● Your objective
Set down all of the data exactly as it appears.

● Entries shown
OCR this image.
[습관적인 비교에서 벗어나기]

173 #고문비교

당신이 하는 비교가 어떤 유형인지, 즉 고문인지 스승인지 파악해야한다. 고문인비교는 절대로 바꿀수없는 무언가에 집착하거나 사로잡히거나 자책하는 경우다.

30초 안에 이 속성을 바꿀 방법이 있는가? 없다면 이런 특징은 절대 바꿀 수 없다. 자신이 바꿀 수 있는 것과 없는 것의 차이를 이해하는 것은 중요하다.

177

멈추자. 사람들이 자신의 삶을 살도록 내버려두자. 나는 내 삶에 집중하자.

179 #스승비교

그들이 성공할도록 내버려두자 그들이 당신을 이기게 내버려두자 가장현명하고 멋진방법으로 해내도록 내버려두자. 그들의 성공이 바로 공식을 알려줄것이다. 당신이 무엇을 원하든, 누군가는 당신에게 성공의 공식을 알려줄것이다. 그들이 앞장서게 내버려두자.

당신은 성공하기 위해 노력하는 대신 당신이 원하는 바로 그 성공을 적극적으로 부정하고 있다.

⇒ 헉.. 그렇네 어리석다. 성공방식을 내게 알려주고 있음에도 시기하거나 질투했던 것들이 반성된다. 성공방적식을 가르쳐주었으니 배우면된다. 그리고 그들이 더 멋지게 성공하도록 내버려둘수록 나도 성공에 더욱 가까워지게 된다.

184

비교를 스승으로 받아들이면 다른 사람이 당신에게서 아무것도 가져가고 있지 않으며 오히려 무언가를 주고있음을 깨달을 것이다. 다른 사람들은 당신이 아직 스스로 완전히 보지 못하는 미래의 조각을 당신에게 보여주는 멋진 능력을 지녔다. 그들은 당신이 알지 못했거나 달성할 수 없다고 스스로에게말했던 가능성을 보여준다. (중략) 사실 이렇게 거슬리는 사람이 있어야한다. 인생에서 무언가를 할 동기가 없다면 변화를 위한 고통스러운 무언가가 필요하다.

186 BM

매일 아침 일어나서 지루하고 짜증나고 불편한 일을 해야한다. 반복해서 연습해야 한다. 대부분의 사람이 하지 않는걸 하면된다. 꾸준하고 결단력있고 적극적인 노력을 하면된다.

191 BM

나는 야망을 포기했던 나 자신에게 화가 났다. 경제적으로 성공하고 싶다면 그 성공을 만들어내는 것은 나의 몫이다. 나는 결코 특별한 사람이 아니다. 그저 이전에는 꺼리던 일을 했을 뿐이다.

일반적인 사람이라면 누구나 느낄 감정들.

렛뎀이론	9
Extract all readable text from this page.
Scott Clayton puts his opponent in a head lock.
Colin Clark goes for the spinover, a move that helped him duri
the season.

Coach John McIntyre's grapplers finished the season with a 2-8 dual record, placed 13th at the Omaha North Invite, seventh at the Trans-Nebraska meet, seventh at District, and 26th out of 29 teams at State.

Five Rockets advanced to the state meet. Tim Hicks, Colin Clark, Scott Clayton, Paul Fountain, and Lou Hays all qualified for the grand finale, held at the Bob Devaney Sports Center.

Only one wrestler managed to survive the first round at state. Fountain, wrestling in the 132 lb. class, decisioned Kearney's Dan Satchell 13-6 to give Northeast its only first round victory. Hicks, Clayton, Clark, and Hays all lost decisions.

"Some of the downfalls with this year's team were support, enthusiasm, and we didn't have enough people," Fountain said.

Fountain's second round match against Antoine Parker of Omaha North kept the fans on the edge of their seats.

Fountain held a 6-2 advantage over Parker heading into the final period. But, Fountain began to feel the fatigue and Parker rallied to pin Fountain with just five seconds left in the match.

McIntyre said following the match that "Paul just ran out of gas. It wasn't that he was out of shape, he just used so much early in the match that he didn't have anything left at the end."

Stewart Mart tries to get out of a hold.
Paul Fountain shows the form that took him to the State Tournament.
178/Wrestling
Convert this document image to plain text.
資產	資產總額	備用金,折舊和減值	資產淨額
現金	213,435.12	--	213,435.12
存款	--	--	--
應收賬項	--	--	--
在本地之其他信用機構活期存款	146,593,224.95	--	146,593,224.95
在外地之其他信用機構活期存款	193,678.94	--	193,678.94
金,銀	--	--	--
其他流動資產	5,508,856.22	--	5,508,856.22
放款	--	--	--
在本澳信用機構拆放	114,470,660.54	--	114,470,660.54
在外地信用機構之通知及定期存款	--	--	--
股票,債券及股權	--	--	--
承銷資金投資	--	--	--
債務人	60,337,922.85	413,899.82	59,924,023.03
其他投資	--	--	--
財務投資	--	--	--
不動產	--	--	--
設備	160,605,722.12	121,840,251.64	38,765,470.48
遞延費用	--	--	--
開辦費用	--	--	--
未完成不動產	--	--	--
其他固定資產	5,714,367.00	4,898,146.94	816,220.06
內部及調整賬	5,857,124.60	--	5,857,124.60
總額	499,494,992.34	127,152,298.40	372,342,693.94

● Final answer
OCR this image.
[습관적인 비교에서 벗어나기]

173 #고문비교

당신이 하는 비교가 어떤 유형인지, 즉 고문인지 스승인지 파악해야한다. 고문인비교는 절대로 바꿀수없는 무언가에 집착하거나 사로잡히거나 자책하는 경우다.

30초 안에 이 속성을 바꿀 방법이 있는가? 없다면 이런 특징은 절대 바꿀 수 없다. 자신이 바꿀 수 있는 것과 없는 것의 차이를 이해하는 것은 중요하다.

177

멈추자. 사람들이 자신의 삶을 살도록 내버려두자. 나는 내 삶에 집중하자.

179 #스승비교

그들이 성공할도록 내버려두자 그들이 당신을 이기게 내버려두자 가장현명하고 멋진방법으로 해내도록 내버려두자. 그들의 성공이 바로 공식을 알려줄것이다. 당신이 무엇을 원하든, 누군가는 당신에게 성공의 공식을 알려줄것이다. 그들이 앞장서게 내버려두자.

당신은 성공하기 위해 노력하는 대신 당신이 원하는 바로 그 성공을 적극적으로 부정하고 있다.

⇒ 헉.. 그렇네 어리석다. 성공방식을 내게 알려주고 있음에도 시기하거나 질투했던 것들이 반성된다. 성공방적식을 가르쳐주었으니 배우면된다. 그리고 그들이 더 멋지게 성공하도록 내버려둘수록 나도 성공에 더욱 가까워지게 된다.

184

비교를 스승으로 받아들이면 다른 사람이 당신에게서 아무것도 가져가고 있지 않으며 오히려 무언가를 주고있음을 깨달을 것이다. 다른 사람들은 당신이 아직 스스로 완전히 보지 못하는 미래의 조각을 당신에게 보여주는 멋진 능력을 지녔다. 그들은 당신이 알지 못했거나 달성할 수 없다고 스스로에게말했던 가능성을 보여준다. (중략) 사실 이렇게 거슬리는 사람이 있어야한다. 인생에서 무언가를 할 동기가 없다면 변화를 위한 고통스러운 무언가가 필요하다.

186 BM

매일 아침 일어나서 지루하고 짜증나고 불편한 일을 해야한다. 반복해서 연습해야 한다. 대부분의 사람이 하지 않는걸 하면된다. 꾸준하고 결단력있고 적극적인 노력을 하면된다.

191 BM

나는 야망을 포기했던 나 자신에게 화가 났다. 경제적으로 성공하고 싶다면 그 성공을 만들어내는 것은 나의 몫이다. 나는 결코 특별한 사람이 아니다. 그저 이전에는 꺼리던 일을 했을 뿐이다.

일반적인 사람이라면 누구나 느낄 감정들.

렛뎀이론	9
Extract all readable text from this page.
Scott Clayton puts his opponent in a head lock.
Colin Clark goes for the spinover, a move that helped him duri
the season.

Coach John McIntyre's grapplers finished the season with a 2-8 dual record, placed 13th at the Omaha North Invite, seventh at the Trans-Nebraska meet, seventh at District, and 26th out of 29 teams at State.

Five Rockets advanced to the state meet. Tim Hicks, Colin Clark, Scott Clayton, Paul Fountain, and Lou Hays all qualified for the grand finale, held at the Bob Devaney Sports Center.

Only one wrestler managed to survive the first round at state. Fountain, wrestling in the 132 lb. class, decisioned Kearney's Dan Satchell 13-6 to give Northeast its only first round victory. Hicks, Clayton, Clark, and Hays all lost decisions.

"Some of the downfalls with this year's team were support, enthusiasm, and we didn't have enough people," Fountain said.

Fountain's second round match against Antoine Parker of Omaha North kept the fans on the edge of their seats.

Fountain held a 6-2 advantage over Parker heading into the final period. But, Fountain began to feel the fatigue and Parker rallied to pin Fountain with just five seconds left in the match.

McIntyre said following the match that "Paul just ran out of gas. It wasn't that he was out of shape, he just used so much early in the match that he didn't have anything left at the end."

Stewart Mart tries to get out of a hold.
Paul Fountain shows the form that took him to the State Tournament.
178/Wrestling
Convert this document image to plain text.
資產	資產總額	備用金,折舊和減值	資產淨額
現金	213,435.12	--	213,435.12
存款	--	--	--
應收賬項	--	--	--
在本地之其他信用機構活期存款	146,593,224.95	--	146,593,224.95
在外地之其他信用機構活期存款	193,678.94	--	193,678.94
金,銀	--	--	--
其他流動資產	5,508,856.22	--	5,508,856.22
放款	--	--	--
在本澳信用機構拆放	114,470,660.54	--	114,470,660.54
在外地信用機構之通知及定期存款	--	--	--
股票,債券及股權	--	--	--
承銷資金投資	--	--	--
債務人	60,337,922.85	413,899.82	59,924,023.03
其他投資	--	--	--
財務投資	--	--	--
不動產	--	--	--
設備	160,605,722.12	121,840,251.64	38,765,470.48
遞延費用	--	--	--
開辦費用	--	--	--
未完成不動產	--	--	--
其他固定資產	5,714,367.00	4,898,146.94	816,220.06
內部及調整賬	5,857,124.60	--	5,857,124.60
總額	499,494,992.34	127,152,298.40	372,342,693.94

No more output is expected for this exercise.